The so-called «Mozarabs» and the fate of the Christians of al-Andalus

A term has been used to refer to the Christian community of al-Andalus which, despite its Arabic origin, we do not know how it was used in Andalusi lands


Javier Albarrán
University of Granada


Detail of the Biblia Hispalense (s. X), BNE ms. vitr/13/1

Spanish version

In the Historia de los mozárabes de España (1897), Francisco Javier Simonet had already pointed out that, in spite of the Arabic origin of the term “mozarab”, there was no evidence of its use in any Andalusi source to refer to the Christians of al-Andalus. In fact, the earliest appearance of the word in the Iberian Peninsula is found in a document from the year 1026 belonging to the archive of a monastery in Leon, San Cipriano de Valdesalce. According to the nineteenth-century Arabist, etymologically the term derives from the passive form of the verb ‘ariba or ‘aroba, and can be translated as “arabized”. Simonet also emphasized the unconditional Christian (and Catholic) faith of this group. Therefore, for this author, the term “mozarab” was of Islamic origin and was used to designate the Hispanic Christians who lived in al-Andalus.

### Dataset:
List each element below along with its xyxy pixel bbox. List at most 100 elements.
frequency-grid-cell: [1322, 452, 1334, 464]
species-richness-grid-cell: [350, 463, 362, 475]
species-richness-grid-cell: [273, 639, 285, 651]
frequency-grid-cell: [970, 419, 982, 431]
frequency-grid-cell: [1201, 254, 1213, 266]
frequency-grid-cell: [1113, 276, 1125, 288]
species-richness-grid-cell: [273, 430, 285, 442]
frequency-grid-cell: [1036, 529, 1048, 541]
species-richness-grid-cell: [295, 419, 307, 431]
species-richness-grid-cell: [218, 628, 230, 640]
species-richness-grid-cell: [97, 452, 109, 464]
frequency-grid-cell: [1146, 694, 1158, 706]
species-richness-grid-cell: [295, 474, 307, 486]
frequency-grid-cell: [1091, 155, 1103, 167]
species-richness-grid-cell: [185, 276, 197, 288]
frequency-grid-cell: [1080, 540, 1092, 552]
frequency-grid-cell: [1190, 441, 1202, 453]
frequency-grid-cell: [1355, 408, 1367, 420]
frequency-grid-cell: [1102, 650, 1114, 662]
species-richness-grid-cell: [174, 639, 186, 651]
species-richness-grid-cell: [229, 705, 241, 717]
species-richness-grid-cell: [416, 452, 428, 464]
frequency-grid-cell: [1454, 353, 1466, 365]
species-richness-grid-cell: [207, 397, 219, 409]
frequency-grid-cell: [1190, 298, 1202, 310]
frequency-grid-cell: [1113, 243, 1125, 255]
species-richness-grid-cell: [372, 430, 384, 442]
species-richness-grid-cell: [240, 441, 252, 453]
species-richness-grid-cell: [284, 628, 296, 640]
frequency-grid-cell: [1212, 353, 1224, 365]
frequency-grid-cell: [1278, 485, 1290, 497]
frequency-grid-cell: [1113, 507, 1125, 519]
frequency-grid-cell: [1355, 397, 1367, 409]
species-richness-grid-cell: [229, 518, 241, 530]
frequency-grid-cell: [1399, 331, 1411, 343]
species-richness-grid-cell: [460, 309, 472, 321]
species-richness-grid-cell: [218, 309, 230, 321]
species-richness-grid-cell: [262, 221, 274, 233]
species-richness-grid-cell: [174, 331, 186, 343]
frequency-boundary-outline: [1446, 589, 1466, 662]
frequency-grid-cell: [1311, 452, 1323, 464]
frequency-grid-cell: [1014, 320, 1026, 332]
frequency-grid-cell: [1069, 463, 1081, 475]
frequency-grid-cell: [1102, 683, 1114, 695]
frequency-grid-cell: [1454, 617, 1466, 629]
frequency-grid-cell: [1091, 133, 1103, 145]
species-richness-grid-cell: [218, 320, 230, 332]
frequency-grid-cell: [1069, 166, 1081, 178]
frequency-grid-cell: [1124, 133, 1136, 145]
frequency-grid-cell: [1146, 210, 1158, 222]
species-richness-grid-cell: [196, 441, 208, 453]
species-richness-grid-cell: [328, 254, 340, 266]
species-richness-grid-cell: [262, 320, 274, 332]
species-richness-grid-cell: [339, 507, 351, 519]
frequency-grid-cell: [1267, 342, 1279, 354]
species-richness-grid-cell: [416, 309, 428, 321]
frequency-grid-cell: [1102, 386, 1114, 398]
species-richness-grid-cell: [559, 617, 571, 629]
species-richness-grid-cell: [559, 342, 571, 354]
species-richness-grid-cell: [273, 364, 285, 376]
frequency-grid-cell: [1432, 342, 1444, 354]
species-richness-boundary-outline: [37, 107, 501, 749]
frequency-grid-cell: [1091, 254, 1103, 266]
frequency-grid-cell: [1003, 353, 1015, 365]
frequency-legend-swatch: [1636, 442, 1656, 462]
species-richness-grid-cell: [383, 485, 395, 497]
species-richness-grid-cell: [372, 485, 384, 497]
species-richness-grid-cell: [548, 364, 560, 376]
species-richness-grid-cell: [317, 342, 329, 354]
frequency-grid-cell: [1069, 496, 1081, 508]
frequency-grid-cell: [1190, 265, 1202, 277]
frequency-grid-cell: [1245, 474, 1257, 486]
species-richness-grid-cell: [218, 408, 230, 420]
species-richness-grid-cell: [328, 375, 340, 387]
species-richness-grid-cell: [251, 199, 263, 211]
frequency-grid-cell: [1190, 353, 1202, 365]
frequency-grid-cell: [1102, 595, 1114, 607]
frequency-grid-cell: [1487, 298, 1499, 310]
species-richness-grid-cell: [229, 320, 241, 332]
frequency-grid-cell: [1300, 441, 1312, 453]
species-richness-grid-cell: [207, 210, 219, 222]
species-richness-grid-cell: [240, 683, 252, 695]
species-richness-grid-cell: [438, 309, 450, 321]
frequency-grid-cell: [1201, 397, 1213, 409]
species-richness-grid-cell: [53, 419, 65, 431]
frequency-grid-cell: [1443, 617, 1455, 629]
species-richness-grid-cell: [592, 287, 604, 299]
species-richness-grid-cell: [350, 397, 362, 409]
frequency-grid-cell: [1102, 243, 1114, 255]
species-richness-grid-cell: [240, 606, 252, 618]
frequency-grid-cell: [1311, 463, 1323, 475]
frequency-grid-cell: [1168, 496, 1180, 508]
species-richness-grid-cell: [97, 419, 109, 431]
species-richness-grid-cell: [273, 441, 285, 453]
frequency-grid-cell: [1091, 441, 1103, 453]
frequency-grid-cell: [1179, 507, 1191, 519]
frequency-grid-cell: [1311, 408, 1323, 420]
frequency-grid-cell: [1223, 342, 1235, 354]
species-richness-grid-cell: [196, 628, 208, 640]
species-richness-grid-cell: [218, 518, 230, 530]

### What to produce:
In the article on the Mozarabs, where is the earliest appearance of the word "mozarab" in the Iberian Peninsula found?

### Final answer:
In a document from 1026 in the archive of San Cipriano de Valdesalce, a monastery in Leon.